Copy each line of the listing where the word "correlated" can be found.

- - - - - - -

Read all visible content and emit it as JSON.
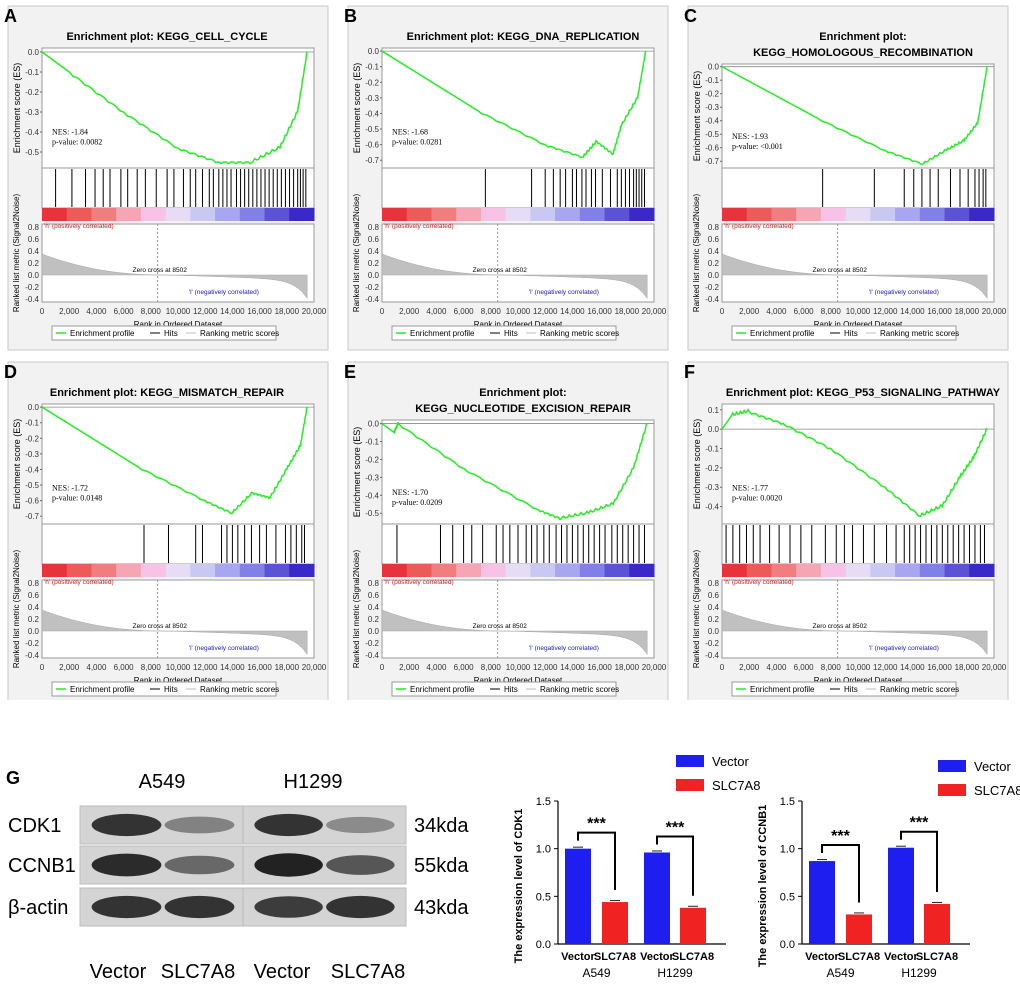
{
  "colors": {
    "es_line": "#22ee22",
    "vector_bar": "#1e1ef0",
    "slc7a8_bar": "#f02222",
    "heat_red": "#e8323c",
    "heat_blue": "#3a28c8",
    "panel_bg": "#f2f2f2",
    "pos_text": "#d02020",
    "neg_text": "#2020c0"
  },
  "common": {
    "es_ylabel": "Enrichment score (ES)",
    "rank_ylabel": "Ranked list metric (Signal2Noise)",
    "xlabel": "Rank in Ordered Dataset",
    "pos_text": "'h' (positively correlated)",
    "neg_text": "'l' (negatively correlated)",
    "zero_cross": "Zero cross at 8502",
    "legend": [
      "Enrichment profile",
      "Hits",
      "Ranking metric scores"
    ],
    "xticks": [
      "0",
      "2,000",
      "4,000",
      "6,000",
      "8,000",
      "10,000",
      "12,000",
      "14,000",
      "16,000",
      "18,000",
      "20,000"
    ],
    "rank_ticks": [
      "0.8",
      "0.6",
      "0.4",
      "0.2",
      "0.0",
      "-0.2",
      "-0.4"
    ]
  },
  "chart_data": [
    {
      "type": "line",
      "panel": "A",
      "title": [
        "Enrichment plot: KEGG_CELL_CYCLE"
      ],
      "nes": "NES: -1.84",
      "pval": "p-value: 0.0082",
      "ylim": [
        -0.58,
        0.02
      ],
      "yticks": [
        "0.0",
        "-0.1",
        "-0.2",
        "-0.3",
        "-0.4",
        "-0.5"
      ],
      "profile": [
        [
          0,
          0.0
        ],
        [
          2000,
          -0.1
        ],
        [
          6000,
          -0.3
        ],
        [
          10000,
          -0.48
        ],
        [
          13000,
          -0.55
        ],
        [
          15500,
          -0.55
        ],
        [
          17500,
          -0.48
        ],
        [
          18800,
          -0.3
        ],
        [
          19500,
          0.0
        ]
      ],
      "hits": [
        1000,
        2200,
        3200,
        3900,
        4500,
        5000,
        5800,
        6300,
        7000,
        7600,
        8400,
        9200,
        9700,
        10400,
        10900,
        11300,
        11800,
        12300,
        12600,
        13000,
        13300,
        13600,
        13900,
        14300,
        14600,
        14900,
        15200,
        15500,
        15800,
        16100,
        16400,
        16700,
        17000,
        17300,
        17600,
        17900,
        18200,
        18500,
        18800,
        19000,
        19200,
        19400
      ]
    },
    {
      "type": "line",
      "panel": "B",
      "title": [
        "Enrichment plot: KEGG_DNA_REPLICATION"
      ],
      "nes": "NES: -1.68",
      "pval": "p-value: 0.0281",
      "ylim": [
        -0.75,
        0.02
      ],
      "yticks": [
        "0.0",
        "-0.1",
        "-0.2",
        "-0.3",
        "-0.4",
        "-0.5",
        "-0.6",
        "-0.7"
      ],
      "profile": [
        [
          0,
          0.0
        ],
        [
          7000,
          -0.38
        ],
        [
          12000,
          -0.6
        ],
        [
          14800,
          -0.68
        ],
        [
          15800,
          -0.58
        ],
        [
          17000,
          -0.66
        ],
        [
          17600,
          -0.48
        ],
        [
          18800,
          -0.3
        ],
        [
          19400,
          0.0
        ]
      ],
      "hits": [
        7600,
        11000,
        12000,
        12600,
        13100,
        13500,
        14000,
        14300,
        14700,
        15000,
        15400,
        15700,
        16200,
        16800,
        17300,
        17600,
        17900,
        18200,
        18500,
        18700,
        18900,
        19100,
        19300
      ]
    },
    {
      "type": "line",
      "panel": "C",
      "title": [
        "Enrichment plot:",
        "KEGG_HOMOLOGOUS_RECOMBINATION"
      ],
      "nes": "NES: -1.93",
      "pval": "p-value: <0.001",
      "ylim": [
        -0.75,
        0.02
      ],
      "yticks": [
        "0.0",
        "-0.1",
        "-0.2",
        "-0.3",
        "-0.4",
        "-0.5",
        "-0.6",
        "-0.7"
      ],
      "profile": [
        [
          0,
          0.0
        ],
        [
          7000,
          -0.38
        ],
        [
          12000,
          -0.62
        ],
        [
          14800,
          -0.72
        ],
        [
          16500,
          -0.62
        ],
        [
          17800,
          -0.55
        ],
        [
          18800,
          -0.42
        ],
        [
          19500,
          0.0
        ]
      ],
      "hits": [
        7400,
        11200,
        13400,
        14100,
        14700,
        15300,
        15900,
        16800,
        17500,
        18100,
        18600,
        18900,
        19200,
        19400
      ]
    },
    {
      "type": "line",
      "panel": "D",
      "title": [
        "Enrichment plot: KEGG_MISMATCH_REPAIR"
      ],
      "nes": "NES: -1.72",
      "pval": "p-value: 0.0148",
      "ylim": [
        -0.75,
        0.02
      ],
      "yticks": [
        "0.0",
        "-0.1",
        "-0.2",
        "-0.3",
        "-0.4",
        "-0.5",
        "-0.6",
        "-0.7"
      ],
      "profile": [
        [
          0,
          0.0
        ],
        [
          7000,
          -0.38
        ],
        [
          12000,
          -0.6
        ],
        [
          14000,
          -0.68
        ],
        [
          15500,
          -0.55
        ],
        [
          16800,
          -0.58
        ],
        [
          18000,
          -0.4
        ],
        [
          19000,
          -0.25
        ],
        [
          19500,
          0.0
        ]
      ],
      "hits": [
        7500,
        9300,
        11300,
        11800,
        13200,
        13600,
        14000,
        14400,
        14900,
        15400,
        16000,
        16500,
        17200,
        17900,
        18300,
        18700,
        19100,
        19300
      ]
    },
    {
      "type": "line",
      "panel": "E",
      "title": [
        "Enrichment plot:",
        "KEGG_NUCLEOTIDE_EXCISION_REPAIR"
      ],
      "nes": "NES: -1.70",
      "pval": "p-value: 0.0209",
      "ylim": [
        -0.56,
        0.02
      ],
      "yticks": [
        "0.0",
        "-0.1",
        "-0.2",
        "-0.3",
        "-0.4",
        "-0.5"
      ],
      "profile": [
        [
          0,
          0.0
        ],
        [
          900,
          -0.05
        ],
        [
          1200,
          0.0
        ],
        [
          6000,
          -0.25
        ],
        [
          11500,
          -0.48
        ],
        [
          13200,
          -0.53
        ],
        [
          15200,
          -0.5
        ],
        [
          17000,
          -0.45
        ],
        [
          18500,
          -0.25
        ],
        [
          19500,
          0.0
        ]
      ],
      "hits": [
        1100,
        4300,
        5200,
        6000,
        6600,
        7400,
        8400,
        8900,
        9400,
        10000,
        10600,
        11000,
        11400,
        11900,
        12300,
        12800,
        13200,
        13600,
        14000,
        14400,
        14800,
        15200,
        15600,
        16000,
        16400,
        16900,
        17300,
        17700,
        18100,
        18500,
        18900,
        19300
      ]
    },
    {
      "type": "line",
      "panel": "F",
      "title": [
        "Enrichment plot: KEGG_P53_SIGNALING_PATHWAY"
      ],
      "nes": "NES: -1.77",
      "pval": "p-value: 0.0020",
      "ylim": [
        -0.49,
        0.13
      ],
      "yticks": [
        "0.1",
        "0.0",
        "-0.1",
        "-0.2",
        "-0.3",
        "-0.4"
      ],
      "profile": [
        [
          0,
          0.0
        ],
        [
          700,
          0.07
        ],
        [
          2000,
          0.09
        ],
        [
          4500,
          0.03
        ],
        [
          8000,
          -0.1
        ],
        [
          12000,
          -0.3
        ],
        [
          14600,
          -0.45
        ],
        [
          16200,
          -0.4
        ],
        [
          17500,
          -0.25
        ],
        [
          18500,
          -0.15
        ],
        [
          19500,
          0.0
        ]
      ],
      "hits": [
        300,
        800,
        1300,
        1800,
        2300,
        2800,
        3500,
        4200,
        5000,
        5800,
        6600,
        7600,
        8400,
        9000,
        9600,
        10400,
        11200,
        12100,
        12800,
        13400,
        13800,
        14200,
        14600,
        15000,
        15400,
        15800,
        16200,
        16600,
        17000,
        17400,
        17800,
        18200,
        18600,
        19000,
        19300
      ]
    },
    {
      "type": "bar",
      "panel": "G-CDK1",
      "ylabel": "The expression level of CDK1",
      "ylim": [
        0,
        1.5
      ],
      "yticks": [
        "0.0",
        "0.5",
        "1.0",
        "1.5"
      ],
      "categories": [
        "A549",
        "H1299"
      ],
      "series": [
        {
          "name": "Vector",
          "values": [
            1.0,
            0.96
          ]
        },
        {
          "name": "SLC7A8",
          "values": [
            0.44,
            0.38
          ]
        }
      ],
      "xticks": [
        "Vector",
        "SLC7A8",
        "Vector",
        "SLC7A8"
      ],
      "significance": [
        "***",
        "***"
      ]
    },
    {
      "type": "bar",
      "panel": "G-CCNB1",
      "ylabel": "The expression level of CCNB1",
      "ylim": [
        0,
        1.5
      ],
      "yticks": [
        "0.0",
        "0.5",
        "1.0",
        "1.5"
      ],
      "categories": [
        "A549",
        "H1299"
      ],
      "series": [
        {
          "name": "Vector",
          "values": [
            0.87,
            1.01
          ]
        },
        {
          "name": "SLC7A8",
          "values": [
            0.31,
            0.42
          ]
        }
      ],
      "xticks": [
        "Vector",
        "SLC7A8",
        "Vector",
        "SLC7A8"
      ],
      "significance": [
        "***",
        "***"
      ]
    }
  ],
  "western_blot": {
    "panel": "G",
    "cell_lines": [
      "A549",
      "H1299"
    ],
    "proteins": [
      "CDK1",
      "CCNB1",
      "β-actin"
    ],
    "sizes": [
      "34kda",
      "55kda",
      "43kda"
    ],
    "lanes": [
      "Vector",
      "SLC7A8",
      "Vector",
      "SLC7A8"
    ],
    "band_intensity": [
      [
        0.85,
        0.4,
        0.85,
        0.35
      ],
      [
        0.9,
        0.55,
        0.95,
        0.65
      ],
      [
        0.85,
        0.85,
        0.8,
        0.85
      ]
    ]
  }
}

- - - - - - -

● Result for this exercise:
    "pos_text": "'h' (positively correlated)",
    "neg_text": "'l' (negatively correlated)",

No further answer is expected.